TEXT PROVIDED -
________________________

Good for the most part, but does anyone feel like they deliberately left out what it was they're apologizing for?
I can imagine a user unaware of the recent event stumbling across this article and leaving confused about what wrong was committed. They sort of just assume you knew what happened, instead of explicitly explaining what they'd been doing.
But, they're taking steps to resolve the issue, apparently; so good on them.
"We made a mistake. Over the last couple of days users brought to light an issue concerning how we handle your personal information on Path, specifically the transmission and storage of your phone contacts."
Dave explained the issue well enough in the first paragraph.
I don't think that explains anything to someone not familiar with the scenario. It doesn't say how they handled transmission and storage of phone contacts, just that they did it in a bad way.
I don't think it's intentional, though. When writing this I doubt the audience in their minds were the people who don't know about the issue.
Given that they've removed all the data and updated the app, I'm not sure it's necessary that they give highly granular details as part of the apology.
That was a deliberate mistake. at the first they said it's not a big deal (just like Airbnb did) but then when they saw the social media getting on fire they apologized.
Better they should not have done it, but good they took measures.
If you put yourself in a user's shoes that doesn't know what the issue was then that is still generic. As a user who doesn't know the story I'd be wondering:
- Did they get hacked and now some unknown party may have the contents of my address book?
- Were they selling my information to others?
- Did something happen as it relates to storage that mixed up or deleted information
- Was my data being transmitted in the clear
- Was mt data being transmitted without my knowledge or approval?
Two of those things did happen but the user doesn't know for sure. To be fair though, I think their statement was enough. They really don't have to go into more details unless the situation calls for it and it doesn't right now. Those who know get the apology they deserve and those who don't continue using Path as if nothing ever happened. Win win.
Paragraph four, which answers questions 2 and 4 in your list and suggests that the answer to 1 and 3 is "No":
"In the interest of complete transparency we want to clarify that the use of this information is limited to improving the quality of friend suggestions when you use the ‘Add Friends’ feature and to notify you when one of your contacts joins Path––nothing else. We always transmit this and any other information you share on Path to our servers over an encrypted connection. It is also stored securely on our servers using industry standard firewall technology."

________________________

YOUR ASSIGNMENT -
In the thread about Path's apology, what does the quoted statement say the issue specifically concerned?

SUPPLIED ENTRIES -
________________________

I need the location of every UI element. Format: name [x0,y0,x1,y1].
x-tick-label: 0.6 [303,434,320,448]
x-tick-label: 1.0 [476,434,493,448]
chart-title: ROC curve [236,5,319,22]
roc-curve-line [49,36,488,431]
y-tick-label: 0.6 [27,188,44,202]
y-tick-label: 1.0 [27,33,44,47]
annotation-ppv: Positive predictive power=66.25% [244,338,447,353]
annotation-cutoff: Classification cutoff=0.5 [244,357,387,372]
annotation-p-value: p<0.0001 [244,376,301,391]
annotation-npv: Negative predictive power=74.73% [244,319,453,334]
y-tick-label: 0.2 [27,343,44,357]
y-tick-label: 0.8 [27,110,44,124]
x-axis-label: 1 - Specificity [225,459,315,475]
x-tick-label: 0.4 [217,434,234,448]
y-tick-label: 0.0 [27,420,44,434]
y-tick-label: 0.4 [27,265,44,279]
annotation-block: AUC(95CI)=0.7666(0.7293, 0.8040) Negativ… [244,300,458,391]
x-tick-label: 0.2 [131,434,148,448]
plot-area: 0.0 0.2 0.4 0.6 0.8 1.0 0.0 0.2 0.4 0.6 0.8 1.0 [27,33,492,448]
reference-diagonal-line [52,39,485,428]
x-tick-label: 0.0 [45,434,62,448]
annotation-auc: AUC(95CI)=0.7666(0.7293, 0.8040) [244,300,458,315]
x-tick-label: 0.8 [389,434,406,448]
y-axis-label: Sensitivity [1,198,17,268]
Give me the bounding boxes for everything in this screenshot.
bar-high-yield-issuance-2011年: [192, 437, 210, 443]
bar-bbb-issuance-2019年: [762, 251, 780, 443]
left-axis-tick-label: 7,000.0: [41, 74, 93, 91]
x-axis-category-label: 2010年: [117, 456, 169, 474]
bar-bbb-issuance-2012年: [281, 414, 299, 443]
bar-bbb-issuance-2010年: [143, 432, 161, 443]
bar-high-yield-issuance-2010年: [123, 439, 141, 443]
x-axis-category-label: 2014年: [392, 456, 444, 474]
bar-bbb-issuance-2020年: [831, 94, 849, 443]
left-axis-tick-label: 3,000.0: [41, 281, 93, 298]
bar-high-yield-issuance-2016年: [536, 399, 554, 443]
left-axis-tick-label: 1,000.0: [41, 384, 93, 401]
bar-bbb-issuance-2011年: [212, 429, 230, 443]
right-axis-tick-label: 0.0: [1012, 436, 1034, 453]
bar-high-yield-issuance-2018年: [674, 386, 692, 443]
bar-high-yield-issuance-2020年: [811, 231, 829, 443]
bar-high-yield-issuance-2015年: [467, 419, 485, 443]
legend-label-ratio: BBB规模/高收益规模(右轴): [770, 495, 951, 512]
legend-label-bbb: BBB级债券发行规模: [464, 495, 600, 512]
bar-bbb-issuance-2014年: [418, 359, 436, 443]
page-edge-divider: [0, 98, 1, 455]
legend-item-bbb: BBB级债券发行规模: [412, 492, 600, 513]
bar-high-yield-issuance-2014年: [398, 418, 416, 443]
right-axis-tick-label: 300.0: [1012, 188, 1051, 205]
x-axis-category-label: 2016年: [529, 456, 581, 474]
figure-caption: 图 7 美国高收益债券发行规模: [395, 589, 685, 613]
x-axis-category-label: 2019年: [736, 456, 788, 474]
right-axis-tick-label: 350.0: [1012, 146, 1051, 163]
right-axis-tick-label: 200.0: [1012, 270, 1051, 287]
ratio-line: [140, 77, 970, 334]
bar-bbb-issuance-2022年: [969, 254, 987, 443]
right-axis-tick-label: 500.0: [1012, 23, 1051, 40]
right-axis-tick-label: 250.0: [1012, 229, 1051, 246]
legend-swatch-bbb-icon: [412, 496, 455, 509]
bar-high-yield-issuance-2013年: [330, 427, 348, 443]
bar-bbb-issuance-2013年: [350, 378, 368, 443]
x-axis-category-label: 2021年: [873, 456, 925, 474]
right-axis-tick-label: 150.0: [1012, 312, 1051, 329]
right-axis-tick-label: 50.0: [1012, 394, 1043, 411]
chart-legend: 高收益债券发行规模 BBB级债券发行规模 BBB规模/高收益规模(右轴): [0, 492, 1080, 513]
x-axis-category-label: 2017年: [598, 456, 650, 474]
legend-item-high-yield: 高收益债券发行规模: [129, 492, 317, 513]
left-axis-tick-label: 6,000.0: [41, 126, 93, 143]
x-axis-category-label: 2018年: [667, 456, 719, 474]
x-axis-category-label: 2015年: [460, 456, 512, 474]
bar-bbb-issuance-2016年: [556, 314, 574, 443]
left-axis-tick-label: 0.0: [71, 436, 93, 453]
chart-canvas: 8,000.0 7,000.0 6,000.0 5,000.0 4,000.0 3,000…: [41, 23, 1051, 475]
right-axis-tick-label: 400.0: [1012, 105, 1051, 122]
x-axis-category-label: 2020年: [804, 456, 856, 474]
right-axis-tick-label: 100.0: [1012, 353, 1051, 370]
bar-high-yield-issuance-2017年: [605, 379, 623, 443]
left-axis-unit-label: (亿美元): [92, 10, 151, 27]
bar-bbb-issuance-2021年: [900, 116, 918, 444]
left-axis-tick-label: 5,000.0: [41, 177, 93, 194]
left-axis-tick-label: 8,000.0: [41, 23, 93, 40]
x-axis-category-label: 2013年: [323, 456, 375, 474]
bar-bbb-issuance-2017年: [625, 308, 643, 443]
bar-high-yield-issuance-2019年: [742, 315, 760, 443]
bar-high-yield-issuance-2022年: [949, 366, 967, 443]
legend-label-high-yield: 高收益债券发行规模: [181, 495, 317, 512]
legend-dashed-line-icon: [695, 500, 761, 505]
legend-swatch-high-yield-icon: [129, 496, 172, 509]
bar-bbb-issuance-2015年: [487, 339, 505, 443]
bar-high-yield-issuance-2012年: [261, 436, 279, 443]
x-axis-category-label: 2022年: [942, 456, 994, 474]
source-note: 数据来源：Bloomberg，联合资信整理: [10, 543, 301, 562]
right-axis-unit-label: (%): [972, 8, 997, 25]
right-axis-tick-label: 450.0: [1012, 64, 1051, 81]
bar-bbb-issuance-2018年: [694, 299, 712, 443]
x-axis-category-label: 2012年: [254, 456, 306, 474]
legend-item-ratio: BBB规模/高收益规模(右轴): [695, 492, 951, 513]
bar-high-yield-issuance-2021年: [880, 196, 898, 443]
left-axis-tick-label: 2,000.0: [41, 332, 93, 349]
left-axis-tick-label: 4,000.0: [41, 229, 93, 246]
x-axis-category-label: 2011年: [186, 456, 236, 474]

________________________

EXERCISE ANSWER -
The transmission and storage of users' phone contacts.